** Begin EXERCISE MATERIAL **

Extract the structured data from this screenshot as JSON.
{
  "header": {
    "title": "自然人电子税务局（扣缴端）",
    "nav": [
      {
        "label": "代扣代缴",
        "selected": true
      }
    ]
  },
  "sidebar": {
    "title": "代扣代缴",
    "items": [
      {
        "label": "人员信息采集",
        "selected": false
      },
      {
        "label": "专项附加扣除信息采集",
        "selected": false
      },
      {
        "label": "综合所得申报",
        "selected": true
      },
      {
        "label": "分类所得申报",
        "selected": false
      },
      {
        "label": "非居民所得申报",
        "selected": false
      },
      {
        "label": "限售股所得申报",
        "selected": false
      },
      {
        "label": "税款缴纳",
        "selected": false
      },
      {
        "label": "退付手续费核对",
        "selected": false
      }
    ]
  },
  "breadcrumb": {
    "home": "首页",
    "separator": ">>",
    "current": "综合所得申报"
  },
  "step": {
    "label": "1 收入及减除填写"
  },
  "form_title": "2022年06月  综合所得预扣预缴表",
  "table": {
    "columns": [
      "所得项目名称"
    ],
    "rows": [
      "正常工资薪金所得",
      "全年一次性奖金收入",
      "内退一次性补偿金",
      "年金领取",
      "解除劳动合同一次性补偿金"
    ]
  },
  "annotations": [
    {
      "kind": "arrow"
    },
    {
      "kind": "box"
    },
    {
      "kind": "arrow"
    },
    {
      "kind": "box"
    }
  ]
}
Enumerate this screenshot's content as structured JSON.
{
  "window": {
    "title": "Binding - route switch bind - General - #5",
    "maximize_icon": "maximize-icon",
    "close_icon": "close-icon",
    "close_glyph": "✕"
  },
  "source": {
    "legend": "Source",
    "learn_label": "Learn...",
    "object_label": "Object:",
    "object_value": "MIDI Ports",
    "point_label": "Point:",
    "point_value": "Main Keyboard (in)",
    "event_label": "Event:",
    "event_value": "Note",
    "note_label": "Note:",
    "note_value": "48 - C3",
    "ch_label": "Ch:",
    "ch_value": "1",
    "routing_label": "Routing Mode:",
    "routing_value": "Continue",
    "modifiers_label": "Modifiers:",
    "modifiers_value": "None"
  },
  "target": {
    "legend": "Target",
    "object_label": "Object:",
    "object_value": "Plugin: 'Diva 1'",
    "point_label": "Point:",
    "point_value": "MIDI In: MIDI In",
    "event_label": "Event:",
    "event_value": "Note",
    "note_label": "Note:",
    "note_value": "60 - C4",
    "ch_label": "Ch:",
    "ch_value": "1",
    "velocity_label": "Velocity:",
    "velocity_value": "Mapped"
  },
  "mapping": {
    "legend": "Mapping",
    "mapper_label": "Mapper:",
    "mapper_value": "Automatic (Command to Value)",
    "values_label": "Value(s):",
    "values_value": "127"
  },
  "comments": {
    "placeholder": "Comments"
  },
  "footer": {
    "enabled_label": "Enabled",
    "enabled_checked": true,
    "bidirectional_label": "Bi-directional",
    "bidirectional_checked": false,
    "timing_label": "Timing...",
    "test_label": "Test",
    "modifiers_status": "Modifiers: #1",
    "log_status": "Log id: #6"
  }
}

** End EXERCISE MATERIAL **

Every entry must be quoted exactly as it appears above.

OUTPUT FOR THIS TASK →
Extract the structured data from this screenshot as JSON.
{
  "header": {
    "title": "自然人电子税务局（扣缴端）",
    "nav": [
      {
        "label": "代扣代缴",
        "selected": true
      }
    ]
  },
  "sidebar": {
    "title": "代扣代缴",
    "items": [
      {
        "label": "人员信息采集",
        "selected": false
      },
      {
        "label": "专项附加扣除信息采集",
        "selected": false
      },
      {
        "label": "综合所得申报",
        "selected": true
      },
      {
        "label": "分类所得申报",
        "selected": false
      },
      {
        "label": "非居民所得申报",
        "selected": false
      },
      {
        "label": "限售股所得申报",
        "selected": false
      },
      {
        "label": "税款缴纳",
        "selected": false
      },
      {
        "label": "退付手续费核对",
        "selected": false
      }
    ]
  },
  "breadcrumb": {
    "home": "首页",
    "separator": ">>",
    "current": "综合所得申报"
  },
  "step": {
    "label": "1 收入及减除填写"
  },
  "form_title": "2022年06月  综合所得预扣预缴表",
  "table": {
    "columns": [
      "所得项目名称"
    ],
    "rows": [
      "正常工资薪金所得",
      "全年一次性奖金收入",
      "内退一次性补偿金",
      "年金领取",
      "解除劳动合同一次性补偿金"
    ]
  },
  "annotations": [
    {
      "kind": "arrow"
    },
    {
      "kind": "box"
    },
    {
      "kind": "arrow"
    },
    {
      "kind": "box"
    }
  ]
}
Enumerate this screenshot's content as structured JSON.
{
  "window": {
    "title": "Binding - route switch bind - General - #5",
    "maximize_icon": "maximize-icon",
    "close_icon": "close-icon",
    "close_glyph": "✕"
  },
  "source": {
    "legend": "Source",
    "learn_label": "Learn...",
    "object_label": "Object:",
    "object_value": "MIDI Ports",
    "point_label": "Point:",
    "point_value": "Main Keyboard (in)",
    "event_label": "Event:",
    "event_value": "Note",
    "note_label": "Note:",
    "note_value": "48 - C3",
    "ch_label": "Ch:",
    "ch_value": "1",
    "routing_label": "Routing Mode:",
    "routing_value": "Continue",
    "modifiers_label": "Modifiers:",
    "modifiers_value": "None"
  },
  "target": {
    "legend": "Target",
    "object_label": "Object:",
    "object_value": "Plugin: 'Diva 1'",
    "point_label": "Point:",
    "point_value": "MIDI In: MIDI In",
    "event_label": "Event:",
    "event_value": "Note",
    "note_label": "Note:",
    "note_value": "60 - C4",
    "ch_label": "Ch:",
    "ch_value": "1",
    "velocity_label": "Velocity:",
    "velocity_value": "Mapped"
  },
  "mapping": {
    "legend": "Mapping",
    "mapper_label": "Mapper:",
    "mapper_value": "Automatic (Command to Value)",
    "values_label": "Value(s):",
    "values_value": "127"
  },
  "comments": {
    "placeholder": "Comments"
  },
  "footer": {
    "enabled_label": "Enabled",
    "enabled_checked": true,
    "bidirectional_label": "Bi-directional",
    "bidirectional_checked": false,
    "timing_label": "Timing...",
    "test_label": "Test",
    "modifiers_status": "Modifiers: #1",
    "log_status": "Log id: #6"
  }
}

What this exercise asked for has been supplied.